-- THE REQUEST --
Print the entries below word for word; the pictures stay out of your copy.

-- RECORDS TO USE --
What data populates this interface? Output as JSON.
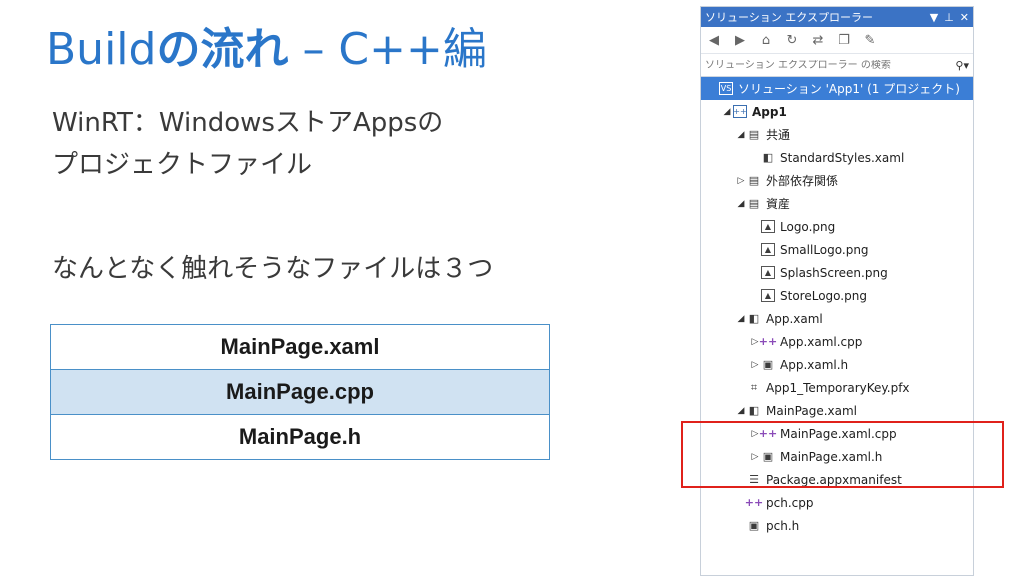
{
  "slide": {
    "title_main": "Build",
    "title_bold": "の流れ",
    "title_rest": " – C++編",
    "line1": "WinRT：WindowsストアAppsの",
    "line2": "プロジェクトファイル",
    "line3": "なんとなく触れそうなファイルは３つ",
    "files": [
      "MainPage.xaml",
      "MainPage.cpp",
      "MainPage.h"
    ]
  },
  "solution_explorer": {
    "title": "ソリューション エクスプローラー",
    "search_placeholder": "ソリューション エクスプローラー の検索",
    "tree": [
      {
        "label": "ソリューション 'App1' (1 プロジェクト)",
        "indent": 0,
        "expander": "",
        "icon": "solution-icon",
        "selected": true
      },
      {
        "label": "App1",
        "indent": 1,
        "expander": "◢",
        "icon": "project-icon",
        "bold": true
      },
      {
        "label": "共通",
        "indent": 2,
        "expander": "◢",
        "icon": "folder-icon"
      },
      {
        "label": "StandardStyles.xaml",
        "indent": 3,
        "expander": "",
        "icon": "xaml-icon"
      },
      {
        "label": "外部依存関係",
        "indent": 2,
        "expander": "▷",
        "icon": "folder-icon"
      },
      {
        "label": "資産",
        "indent": 2,
        "expander": "◢",
        "icon": "folder-icon"
      },
      {
        "label": "Logo.png",
        "indent": 3,
        "expander": "",
        "icon": "image-icon"
      },
      {
        "label": "SmallLogo.png",
        "indent": 3,
        "expander": "",
        "icon": "image-icon"
      },
      {
        "label": "SplashScreen.png",
        "indent": 3,
        "expander": "",
        "icon": "image-icon"
      },
      {
        "label": "StoreLogo.png",
        "indent": 3,
        "expander": "",
        "icon": "image-icon"
      },
      {
        "label": "App.xaml",
        "indent": 2,
        "expander": "◢",
        "icon": "xaml-icon"
      },
      {
        "label": "App.xaml.cpp",
        "indent": 3,
        "expander": "▷",
        "icon": "cpp-icon"
      },
      {
        "label": "App.xaml.h",
        "indent": 3,
        "expander": "▷",
        "icon": "header-icon"
      },
      {
        "label": "App1_TemporaryKey.pfx",
        "indent": 2,
        "expander": "",
        "icon": "key-icon"
      },
      {
        "label": "MainPage.xaml",
        "indent": 2,
        "expander": "◢",
        "icon": "xaml-icon"
      },
      {
        "label": "MainPage.xaml.cpp",
        "indent": 3,
        "expander": "▷",
        "icon": "cpp-icon"
      },
      {
        "label": "MainPage.xaml.h",
        "indent": 3,
        "expander": "▷",
        "icon": "header-icon"
      },
      {
        "label": "Package.appxmanifest",
        "indent": 2,
        "expander": "",
        "icon": "manifest-icon"
      },
      {
        "label": "pch.cpp",
        "indent": 2,
        "expander": "",
        "icon": "cpp-icon"
      },
      {
        "label": "pch.h",
        "indent": 2,
        "expander": "",
        "icon": "header-icon"
      }
    ]
  }
}
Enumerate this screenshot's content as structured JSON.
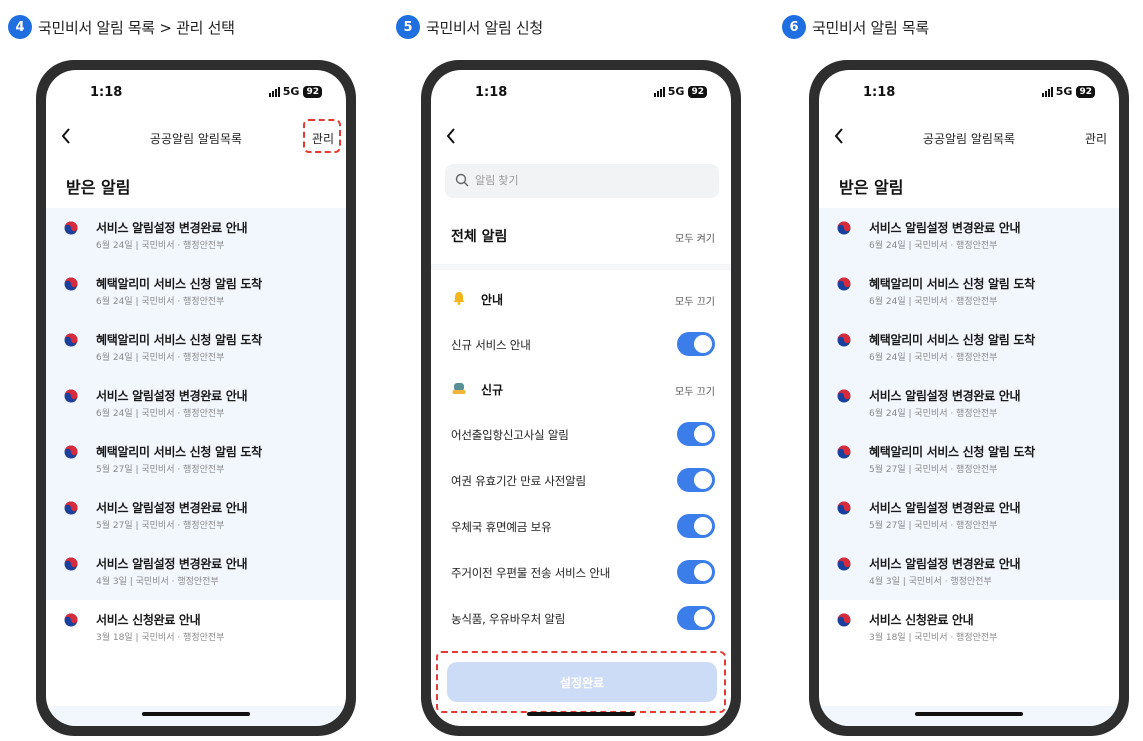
{
  "steps": [
    {
      "num": "4",
      "label": "국민비서 알림 목록 > 관리 선택"
    },
    {
      "num": "5",
      "label": "국민비서 알림 신청"
    },
    {
      "num": "6",
      "label": "국민비서 알림 목록"
    }
  ],
  "status": {
    "time": "1:18",
    "network": "5G",
    "battery": "92"
  },
  "list_screen": {
    "title": "공공알림 알림목록",
    "manage_label": "관리",
    "section_title": "받은 알림",
    "items": [
      {
        "title": "서비스 알림설정 변경완료 안내",
        "meta": "6월 24일 | 국민비서 · 행정안전부",
        "highlight": true
      },
      {
        "title": "혜택알리미 서비스 신청 알림 도착",
        "meta": "6월 24일 | 국민비서 · 행정안전부",
        "highlight": true
      },
      {
        "title": "혜택알리미 서비스 신청 알림 도착",
        "meta": "6월 24일 | 국민비서 · 행정안전부",
        "highlight": true
      },
      {
        "title": "서비스 알림설정 변경완료 안내",
        "meta": "6월 24일 | 국민비서 · 행정안전부",
        "highlight": true
      },
      {
        "title": "혜택알리미 서비스 신청 알림 도착",
        "meta": "5월 27일 | 국민비서 · 행정안전부",
        "highlight": true
      },
      {
        "title": "서비스 알림설정 변경완료 안내",
        "meta": "5월 27일 | 국민비서 · 행정안전부",
        "highlight": true
      },
      {
        "title": "서비스 알림설정 변경완료 안내",
        "meta": "4월 3일 | 국민비서 · 행정안전부",
        "highlight": true
      },
      {
        "title": "서비스 신청완료 안내",
        "meta": "3월 18일 | 국민비서 · 행정안전부",
        "highlight": false
      }
    ]
  },
  "settings_screen": {
    "search_placeholder": "알림 찾기",
    "all_title": "전체 알림",
    "all_action": "모두 켜기",
    "groups": [
      {
        "icon": "bell-icon",
        "title": "안내",
        "action": "모두 끄기",
        "rows": [
          {
            "label": "신규 서비스 안내",
            "on": true
          }
        ]
      },
      {
        "icon": "new-badge-icon",
        "title": "신규",
        "action": "모두 끄기",
        "rows": [
          {
            "label": "어선출입항신고사실 알림",
            "on": true
          },
          {
            "label": "여권 유효기간 만료 사전알림",
            "on": true
          },
          {
            "label": "우체국 휴면예금 보유",
            "on": true
          },
          {
            "label": "주거이전 우편물 전송 서비스 안내",
            "on": true
          },
          {
            "label": "농식품, 우유바우처 알림",
            "on": true
          }
        ]
      }
    ],
    "done_label": "설정완료"
  },
  "colors": {
    "accent": "#1f6fe0",
    "toggle_on": "#3b7de9",
    "highlight_bg": "#f2f6fd",
    "dashed_red": "#e53935"
  }
}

-- TASK RESPONSE --
What data populates this interface? Output as JSON.
{
  "slide": {
    "title_main": "Build",
    "title_bold": "の流れ",
    "title_rest": " – C++編",
    "line1": "WinRT：WindowsストアAppsの",
    "line2": "プロジェクトファイル",
    "line3": "なんとなく触れそうなファイルは３つ",
    "files": [
      "MainPage.xaml",
      "MainPage.cpp",
      "MainPage.h"
    ]
  },
  "solution_explorer": {
    "title": "ソリューション エクスプローラー",
    "search_placeholder": "ソリューション エクスプローラー の検索",
    "tree": [
      {
        "label": "ソリューション 'App1' (1 プロジェクト)",
        "indent": 0,
        "expander": "",
        "icon": "solution-icon",
        "selected": true
      },
      {
        "label": "App1",
        "indent": 1,
        "expander": "◢",
        "icon": "project-icon",
        "bold": true
      },
      {
        "label": "共通",
        "indent": 2,
        "expander": "◢",
        "icon": "folder-icon"
      },
      {
        "label": "StandardStyles.xaml",
        "indent": 3,
        "expander": "",
        "icon": "xaml-icon"
      },
      {
        "label": "外部依存関係",
        "indent": 2,
        "expander": "▷",
        "icon": "folder-icon"
      },
      {
        "label": "資産",
        "indent": 2,
        "expander": "◢",
        "icon": "folder-icon"
      },
      {
        "label": "Logo.png",
        "indent": 3,
        "expander": "",
        "icon": "image-icon"
      },
      {
        "label": "SmallLogo.png",
        "indent": 3,
        "expander": "",
        "icon": "image-icon"
      },
      {
        "label": "SplashScreen.png",
        "indent": 3,
        "expander": "",
        "icon": "image-icon"
      },
      {
        "label": "StoreLogo.png",
        "indent": 3,
        "expander": "",
        "icon": "image-icon"
      },
      {
        "label": "App.xaml",
        "indent": 2,
        "expander": "◢",
        "icon": "xaml-icon"
      },
      {
        "label": "App.xaml.cpp",
        "indent": 3,
        "expander": "▷",
        "icon": "cpp-icon"
      },
      {
        "label": "App.xaml.h",
        "indent": 3,
        "expander": "▷",
        "icon": "header-icon"
      },
      {
        "label": "App1_TemporaryKey.pfx",
        "indent": 2,
        "expander": "",
        "icon": "key-icon"
      },
      {
        "label": "MainPage.xaml",
        "indent": 2,
        "expander": "◢",
        "icon": "xaml-icon"
      },
      {
        "label": "MainPage.xaml.cpp",
        "indent": 3,
        "expander": "▷",
        "icon": "cpp-icon"
      },
      {
        "label": "MainPage.xaml.h",
        "indent": 3,
        "expander": "▷",
        "icon": "header-icon"
      },
      {
        "label": "Package.appxmanifest",
        "indent": 2,
        "expander": "",
        "icon": "manifest-icon"
      },
      {
        "label": "pch.cpp",
        "indent": 2,
        "expander": "",
        "icon": "cpp-icon"
      },
      {
        "label": "pch.h",
        "indent": 2,
        "expander": "",
        "icon": "header-icon"
      }
    ]
  }
}
Enumerate this screenshot's content as structured JSON.
{
  "steps": [
    {
      "num": "4",
      "label": "국민비서 알림 목록 > 관리 선택"
    },
    {
      "num": "5",
      "label": "국민비서 알림 신청"
    },
    {
      "num": "6",
      "label": "국민비서 알림 목록"
    }
  ],
  "status": {
    "time": "1:18",
    "network": "5G",
    "battery": "92"
  },
  "list_screen": {
    "title": "공공알림 알림목록",
    "manage_label": "관리",
    "section_title": "받은 알림",
    "items": [
      {
        "title": "서비스 알림설정 변경완료 안내",
        "meta": "6월 24일 | 국민비서 · 행정안전부",
        "highlight": true
      },
      {
        "title": "혜택알리미 서비스 신청 알림 도착",
        "meta": "6월 24일 | 국민비서 · 행정안전부",
        "highlight": true
      },
      {
        "title": "혜택알리미 서비스 신청 알림 도착",
        "meta": "6월 24일 | 국민비서 · 행정안전부",
        "highlight": true
      },
      {
        "title": "서비스 알림설정 변경완료 안내",
        "meta": "6월 24일 | 국민비서 · 행정안전부",
        "highlight": true
      },
      {
        "title": "혜택알리미 서비스 신청 알림 도착",
        "meta": "5월 27일 | 국민비서 · 행정안전부",
        "highlight": true
      },
      {
        "title": "서비스 알림설정 변경완료 안내",
        "meta": "5월 27일 | 국민비서 · 행정안전부",
        "highlight": true
      },
      {
        "title": "서비스 알림설정 변경완료 안내",
        "meta": "4월 3일 | 국민비서 · 행정안전부",
        "highlight": true
      },
      {
        "title": "서비스 신청완료 안내",
        "meta": "3월 18일 | 국민비서 · 행정안전부",
        "highlight": false
      }
    ]
  },
  "settings_screen": {
    "search_placeholder": "알림 찾기",
    "all_title": "전체 알림",
    "all_action": "모두 켜기",
    "groups": [
      {
        "icon": "bell-icon",
        "title": "안내",
        "action": "모두 끄기",
        "rows": [
          {
            "label": "신규 서비스 안내",
            "on": true
          }
        ]
      },
      {
        "icon": "new-badge-icon",
        "title": "신규",
        "action": "모두 끄기",
        "rows": [
          {
            "label": "어선출입항신고사실 알림",
            "on": true
          },
          {
            "label": "여권 유효기간 만료 사전알림",
            "on": true
          },
          {
            "label": "우체국 휴면예금 보유",
            "on": true
          },
          {
            "label": "주거이전 우편물 전송 서비스 안내",
            "on": true
          },
          {
            "label": "농식품, 우유바우처 알림",
            "on": true
          }
        ]
      }
    ],
    "done_label": "설정완료"
  },
  "colors": {
    "accent": "#1f6fe0",
    "toggle_on": "#3b7de9",
    "highlight_bg": "#f2f6fd",
    "dashed_red": "#e53935"
  }
}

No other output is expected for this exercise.